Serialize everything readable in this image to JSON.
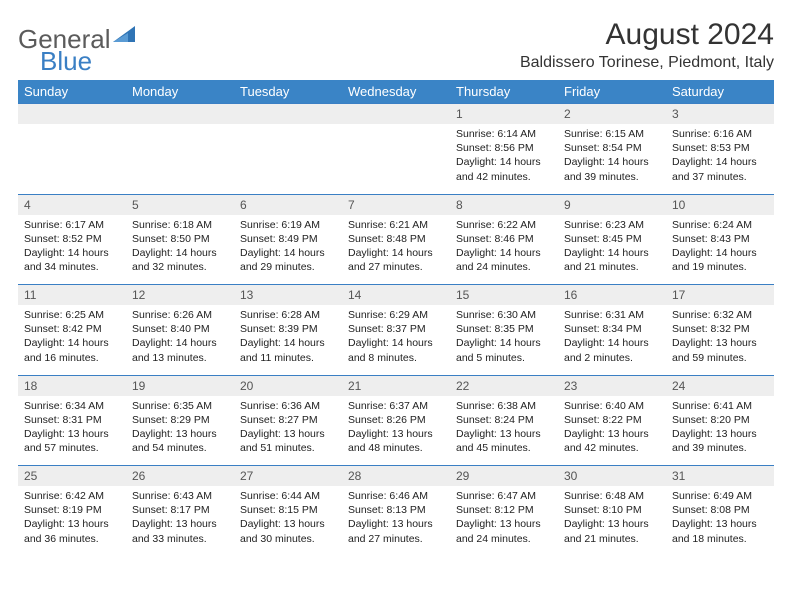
{
  "logo": {
    "text1": "General",
    "text2": "Blue",
    "mark_color": "#2f74b5"
  },
  "header": {
    "month_title": "August 2024",
    "location": "Baldissero Torinese, Piedmont, Italy"
  },
  "dow": [
    "Sunday",
    "Monday",
    "Tuesday",
    "Wednesday",
    "Thursday",
    "Friday",
    "Saturday"
  ],
  "colors": {
    "header_bg": "#3a84c6",
    "header_fg": "#ffffff",
    "daynum_bg": "#eeeeee",
    "row_border": "#3a7fc4",
    "text": "#222222"
  },
  "weeks": [
    [
      null,
      null,
      null,
      null,
      {
        "n": "1",
        "sr": "6:14 AM",
        "ss": "8:56 PM",
        "dh": "14",
        "dm": "42"
      },
      {
        "n": "2",
        "sr": "6:15 AM",
        "ss": "8:54 PM",
        "dh": "14",
        "dm": "39"
      },
      {
        "n": "3",
        "sr": "6:16 AM",
        "ss": "8:53 PM",
        "dh": "14",
        "dm": "37"
      }
    ],
    [
      {
        "n": "4",
        "sr": "6:17 AM",
        "ss": "8:52 PM",
        "dh": "14",
        "dm": "34"
      },
      {
        "n": "5",
        "sr": "6:18 AM",
        "ss": "8:50 PM",
        "dh": "14",
        "dm": "32"
      },
      {
        "n": "6",
        "sr": "6:19 AM",
        "ss": "8:49 PM",
        "dh": "14",
        "dm": "29"
      },
      {
        "n": "7",
        "sr": "6:21 AM",
        "ss": "8:48 PM",
        "dh": "14",
        "dm": "27"
      },
      {
        "n": "8",
        "sr": "6:22 AM",
        "ss": "8:46 PM",
        "dh": "14",
        "dm": "24"
      },
      {
        "n": "9",
        "sr": "6:23 AM",
        "ss": "8:45 PM",
        "dh": "14",
        "dm": "21"
      },
      {
        "n": "10",
        "sr": "6:24 AM",
        "ss": "8:43 PM",
        "dh": "14",
        "dm": "19"
      }
    ],
    [
      {
        "n": "11",
        "sr": "6:25 AM",
        "ss": "8:42 PM",
        "dh": "14",
        "dm": "16"
      },
      {
        "n": "12",
        "sr": "6:26 AM",
        "ss": "8:40 PM",
        "dh": "14",
        "dm": "13"
      },
      {
        "n": "13",
        "sr": "6:28 AM",
        "ss": "8:39 PM",
        "dh": "14",
        "dm": "11"
      },
      {
        "n": "14",
        "sr": "6:29 AM",
        "ss": "8:37 PM",
        "dh": "14",
        "dm": "8"
      },
      {
        "n": "15",
        "sr": "6:30 AM",
        "ss": "8:35 PM",
        "dh": "14",
        "dm": "5"
      },
      {
        "n": "16",
        "sr": "6:31 AM",
        "ss": "8:34 PM",
        "dh": "14",
        "dm": "2"
      },
      {
        "n": "17",
        "sr": "6:32 AM",
        "ss": "8:32 PM",
        "dh": "13",
        "dm": "59"
      }
    ],
    [
      {
        "n": "18",
        "sr": "6:34 AM",
        "ss": "8:31 PM",
        "dh": "13",
        "dm": "57"
      },
      {
        "n": "19",
        "sr": "6:35 AM",
        "ss": "8:29 PM",
        "dh": "13",
        "dm": "54"
      },
      {
        "n": "20",
        "sr": "6:36 AM",
        "ss": "8:27 PM",
        "dh": "13",
        "dm": "51"
      },
      {
        "n": "21",
        "sr": "6:37 AM",
        "ss": "8:26 PM",
        "dh": "13",
        "dm": "48"
      },
      {
        "n": "22",
        "sr": "6:38 AM",
        "ss": "8:24 PM",
        "dh": "13",
        "dm": "45"
      },
      {
        "n": "23",
        "sr": "6:40 AM",
        "ss": "8:22 PM",
        "dh": "13",
        "dm": "42"
      },
      {
        "n": "24",
        "sr": "6:41 AM",
        "ss": "8:20 PM",
        "dh": "13",
        "dm": "39"
      }
    ],
    [
      {
        "n": "25",
        "sr": "6:42 AM",
        "ss": "8:19 PM",
        "dh": "13",
        "dm": "36"
      },
      {
        "n": "26",
        "sr": "6:43 AM",
        "ss": "8:17 PM",
        "dh": "13",
        "dm": "33"
      },
      {
        "n": "27",
        "sr": "6:44 AM",
        "ss": "8:15 PM",
        "dh": "13",
        "dm": "30"
      },
      {
        "n": "28",
        "sr": "6:46 AM",
        "ss": "8:13 PM",
        "dh": "13",
        "dm": "27"
      },
      {
        "n": "29",
        "sr": "6:47 AM",
        "ss": "8:12 PM",
        "dh": "13",
        "dm": "24"
      },
      {
        "n": "30",
        "sr": "6:48 AM",
        "ss": "8:10 PM",
        "dh": "13",
        "dm": "21"
      },
      {
        "n": "31",
        "sr": "6:49 AM",
        "ss": "8:08 PM",
        "dh": "13",
        "dm": "18"
      }
    ]
  ],
  "labels": {
    "sunrise": "Sunrise: ",
    "sunset": "Sunset: ",
    "daylight_prefix": "Daylight: ",
    "hours_word": " hours and ",
    "minutes_word": " minutes."
  }
}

-*-

Every line of text is to be repeated exactly; pictures are left out.

Serialize everything readable in this image to JSON.
{
  "logo": {
    "text1": "General",
    "text2": "Blue",
    "mark_color": "#2f74b5"
  },
  "header": {
    "month_title": "August 2024",
    "location": "Baldissero Torinese, Piedmont, Italy"
  },
  "dow": [
    "Sunday",
    "Monday",
    "Tuesday",
    "Wednesday",
    "Thursday",
    "Friday",
    "Saturday"
  ],
  "colors": {
    "header_bg": "#3a84c6",
    "header_fg": "#ffffff",
    "daynum_bg": "#eeeeee",
    "row_border": "#3a7fc4",
    "text": "#222222"
  },
  "weeks": [
    [
      null,
      null,
      null,
      null,
      {
        "n": "1",
        "sr": "6:14 AM",
        "ss": "8:56 PM",
        "dh": "14",
        "dm": "42"
      },
      {
        "n": "2",
        "sr": "6:15 AM",
        "ss": "8:54 PM",
        "dh": "14",
        "dm": "39"
      },
      {
        "n": "3",
        "sr": "6:16 AM",
        "ss": "8:53 PM",
        "dh": "14",
        "dm": "37"
      }
    ],
    [
      {
        "n": "4",
        "sr": "6:17 AM",
        "ss": "8:52 PM",
        "dh": "14",
        "dm": "34"
      },
      {
        "n": "5",
        "sr": "6:18 AM",
        "ss": "8:50 PM",
        "dh": "14",
        "dm": "32"
      },
      {
        "n": "6",
        "sr": "6:19 AM",
        "ss": "8:49 PM",
        "dh": "14",
        "dm": "29"
      },
      {
        "n": "7",
        "sr": "6:21 AM",
        "ss": "8:48 PM",
        "dh": "14",
        "dm": "27"
      },
      {
        "n": "8",
        "sr": "6:22 AM",
        "ss": "8:46 PM",
        "dh": "14",
        "dm": "24"
      },
      {
        "n": "9",
        "sr": "6:23 AM",
        "ss": "8:45 PM",
        "dh": "14",
        "dm": "21"
      },
      {
        "n": "10",
        "sr": "6:24 AM",
        "ss": "8:43 PM",
        "dh": "14",
        "dm": "19"
      }
    ],
    [
      {
        "n": "11",
        "sr": "6:25 AM",
        "ss": "8:42 PM",
        "dh": "14",
        "dm": "16"
      },
      {
        "n": "12",
        "sr": "6:26 AM",
        "ss": "8:40 PM",
        "dh": "14",
        "dm": "13"
      },
      {
        "n": "13",
        "sr": "6:28 AM",
        "ss": "8:39 PM",
        "dh": "14",
        "dm": "11"
      },
      {
        "n": "14",
        "sr": "6:29 AM",
        "ss": "8:37 PM",
        "dh": "14",
        "dm": "8"
      },
      {
        "n": "15",
        "sr": "6:30 AM",
        "ss": "8:35 PM",
        "dh": "14",
        "dm": "5"
      },
      {
        "n": "16",
        "sr": "6:31 AM",
        "ss": "8:34 PM",
        "dh": "14",
        "dm": "2"
      },
      {
        "n": "17",
        "sr": "6:32 AM",
        "ss": "8:32 PM",
        "dh": "13",
        "dm": "59"
      }
    ],
    [
      {
        "n": "18",
        "sr": "6:34 AM",
        "ss": "8:31 PM",
        "dh": "13",
        "dm": "57"
      },
      {
        "n": "19",
        "sr": "6:35 AM",
        "ss": "8:29 PM",
        "dh": "13",
        "dm": "54"
      },
      {
        "n": "20",
        "sr": "6:36 AM",
        "ss": "8:27 PM",
        "dh": "13",
        "dm": "51"
      },
      {
        "n": "21",
        "sr": "6:37 AM",
        "ss": "8:26 PM",
        "dh": "13",
        "dm": "48"
      },
      {
        "n": "22",
        "sr": "6:38 AM",
        "ss": "8:24 PM",
        "dh": "13",
        "dm": "45"
      },
      {
        "n": "23",
        "sr": "6:40 AM",
        "ss": "8:22 PM",
        "dh": "13",
        "dm": "42"
      },
      {
        "n": "24",
        "sr": "6:41 AM",
        "ss": "8:20 PM",
        "dh": "13",
        "dm": "39"
      }
    ],
    [
      {
        "n": "25",
        "sr": "6:42 AM",
        "ss": "8:19 PM",
        "dh": "13",
        "dm": "36"
      },
      {
        "n": "26",
        "sr": "6:43 AM",
        "ss": "8:17 PM",
        "dh": "13",
        "dm": "33"
      },
      {
        "n": "27",
        "sr": "6:44 AM",
        "ss": "8:15 PM",
        "dh": "13",
        "dm": "30"
      },
      {
        "n": "28",
        "sr": "6:46 AM",
        "ss": "8:13 PM",
        "dh": "13",
        "dm": "27"
      },
      {
        "n": "29",
        "sr": "6:47 AM",
        "ss": "8:12 PM",
        "dh": "13",
        "dm": "24"
      },
      {
        "n": "30",
        "sr": "6:48 AM",
        "ss": "8:10 PM",
        "dh": "13",
        "dm": "21"
      },
      {
        "n": "31",
        "sr": "6:49 AM",
        "ss": "8:08 PM",
        "dh": "13",
        "dm": "18"
      }
    ]
  ],
  "labels": {
    "sunrise": "Sunrise: ",
    "sunset": "Sunset: ",
    "daylight_prefix": "Daylight: ",
    "hours_word": " hours and ",
    "minutes_word": " minutes."
  }
}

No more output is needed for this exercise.